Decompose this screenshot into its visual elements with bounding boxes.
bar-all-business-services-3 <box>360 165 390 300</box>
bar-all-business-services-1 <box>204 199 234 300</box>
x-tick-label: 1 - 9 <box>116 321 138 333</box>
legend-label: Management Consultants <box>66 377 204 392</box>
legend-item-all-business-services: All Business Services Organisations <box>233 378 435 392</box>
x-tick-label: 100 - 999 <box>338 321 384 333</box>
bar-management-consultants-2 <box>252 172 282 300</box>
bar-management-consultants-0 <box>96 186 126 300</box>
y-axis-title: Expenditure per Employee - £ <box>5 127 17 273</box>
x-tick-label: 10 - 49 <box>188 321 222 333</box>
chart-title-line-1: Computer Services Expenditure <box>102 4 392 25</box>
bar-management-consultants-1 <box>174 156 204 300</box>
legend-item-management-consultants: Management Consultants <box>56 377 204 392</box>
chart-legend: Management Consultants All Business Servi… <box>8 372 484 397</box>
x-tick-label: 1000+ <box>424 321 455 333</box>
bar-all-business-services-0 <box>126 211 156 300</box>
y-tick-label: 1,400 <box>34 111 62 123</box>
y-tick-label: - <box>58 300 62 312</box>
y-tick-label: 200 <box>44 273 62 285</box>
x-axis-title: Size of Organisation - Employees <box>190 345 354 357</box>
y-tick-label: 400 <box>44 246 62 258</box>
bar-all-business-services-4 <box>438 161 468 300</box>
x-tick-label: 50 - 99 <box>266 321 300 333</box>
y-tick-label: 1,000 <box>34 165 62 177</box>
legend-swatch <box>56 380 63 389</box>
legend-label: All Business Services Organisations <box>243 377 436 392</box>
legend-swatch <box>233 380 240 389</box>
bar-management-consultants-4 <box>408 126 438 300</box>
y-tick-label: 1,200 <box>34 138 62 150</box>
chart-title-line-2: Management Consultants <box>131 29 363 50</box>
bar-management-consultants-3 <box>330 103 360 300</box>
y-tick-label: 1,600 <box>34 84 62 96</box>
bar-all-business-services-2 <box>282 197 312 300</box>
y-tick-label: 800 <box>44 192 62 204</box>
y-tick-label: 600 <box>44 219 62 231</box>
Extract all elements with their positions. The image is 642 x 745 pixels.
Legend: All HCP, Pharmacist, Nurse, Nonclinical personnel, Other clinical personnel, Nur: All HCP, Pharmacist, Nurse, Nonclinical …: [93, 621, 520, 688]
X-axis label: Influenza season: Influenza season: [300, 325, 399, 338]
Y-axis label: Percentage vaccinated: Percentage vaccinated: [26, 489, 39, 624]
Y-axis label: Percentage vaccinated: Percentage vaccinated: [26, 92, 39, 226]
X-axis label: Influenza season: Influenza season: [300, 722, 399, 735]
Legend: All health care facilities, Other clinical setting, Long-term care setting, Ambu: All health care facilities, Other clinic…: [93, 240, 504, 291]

§ §

__Your objective__:
Turn every line above into a Markdown table with the columns "Row" and "Line", and leave out any blank lines.

__The completed task__:
| Row | Line |
|---|---|
| 1 | Decompose this screenshot into its visual elements with bounding boxes. |
| 2 | bar-all-business-services-3 <box>360 165 390 300</box> |
| 3 | bar-all-business-services-1 <box>204 199 234 300</box> |
| 4 | x-tick-label: 1 - 9 <box>116 321 138 333</box> |
| 5 | legend-label: Management Consultants <box>66 377 204 392</box> |
| 6 | legend-item-all-business-services: All Business Services Organisations <box>233 378 435 392</box> |
| 7 | x-tick-label: 100 - 999 <box>338 321 384 333</box> |
| 8 | bar-management-consultants-2 <box>252 172 282 300</box> |
| 9 | bar-management-consultants-0 <box>96 186 126 300</box> |
| 10 | y-axis-title: Expenditure per Employee - £ <box>5 127 17 273</box> |
| 11 | x-tick-label: 10 - 49 <box>188 321 222 333</box> |
| 12 | chart-title-line-1: Computer Services Expenditure <box>102 4 392 25</box> |
| 13 | bar-management-consultants-1 <box>174 156 204 300</box> |
| 14 | legend-item-management-consultants: Management Consultants <box>56 377 204 392</box> |
| 15 | chart-legend: Management Consultants All Business Servi… <box>8 372 484 397</box> |
| 16 | x-tick-label: 1000+ <box>424 321 455 333</box> |
| 17 | bar-all-business-services-0 <box>126 211 156 300</box> |
| 18 | y-tick-label: 1,400 <box>34 111 62 123</box> |
| 19 | y-tick-label: - <box>58 300 62 312</box> |
| 20 | y-tick-label: 200 <box>44 273 62 285</box> |
| 21 | x-axis-title: Size of Organisation - Employees <box>190 345 354 357</box> |
| 22 | y-tick-label: 400 <box>44 246 62 258</box> |
| 23 | bar-all-business-services-4 <box>438 161 468 300</box> |
| 24 | x-tick-label: 50 - 99 <box>266 321 300 333</box> |
| 25 | y-tick-label: 1,000 <box>34 165 62 177</box> |
| 26 | legend-swatch <box>56 380 63 389</box> |
| 27 | legend-label: All Business Services Organisations <box>243 377 436 392</box> |
| 28 | legend-swatch <box>233 380 240 389</box> |
| 29 | bar-management-consultants-4 <box>408 126 438 300</box> |
| 30 | y-tick-label: 1,200 <box>34 138 62 150</box> |
| 31 | chart-title-line-2: Management Consultants <box>131 29 363 50</box> |
| 32 | bar-management-consultants-3 <box>330 103 360 300</box> |
| 33 | y-tick-label: 1,600 <box>34 84 62 96</box> |
| 34 | bar-all-business-services-2 <box>282 197 312 300</box> |
| 35 | y-tick-label: 800 <box>44 192 62 204</box> |
| 36 | y-tick-label: 600 <box>44 219 62 231</box> |
| 37 | Extract all elements with their positions. The image is 642 x 745 pixels. |
| 38 | Legend: All HCP, Pharmacist, Nurse, Nonclinical personnel, Other clinical personnel, Nur: All HCP, Pharmacist, Nurse, Nonclinical …: [93, 621, 520, 688] |
| 39 | X-axis label: Influenza season: Influenza season: [300, 325, 399, 338] |
| 40 | Y-axis label: Percentage vaccinated: Percentage vaccinated: [26, 489, 39, 624] |
| 41 | Y-axis label: Percentage vaccinated: Percentage vaccinated: [26, 92, 39, 226] |
| 42 | X-axis label: Influenza season: Influenza season: [300, 722, 399, 735] |
| 43 | Legend: All health care facilities, Other clinical setting, Long-term care setting, Ambu: All health care facilities, Other clinic…: [93, 240, 504, 291] |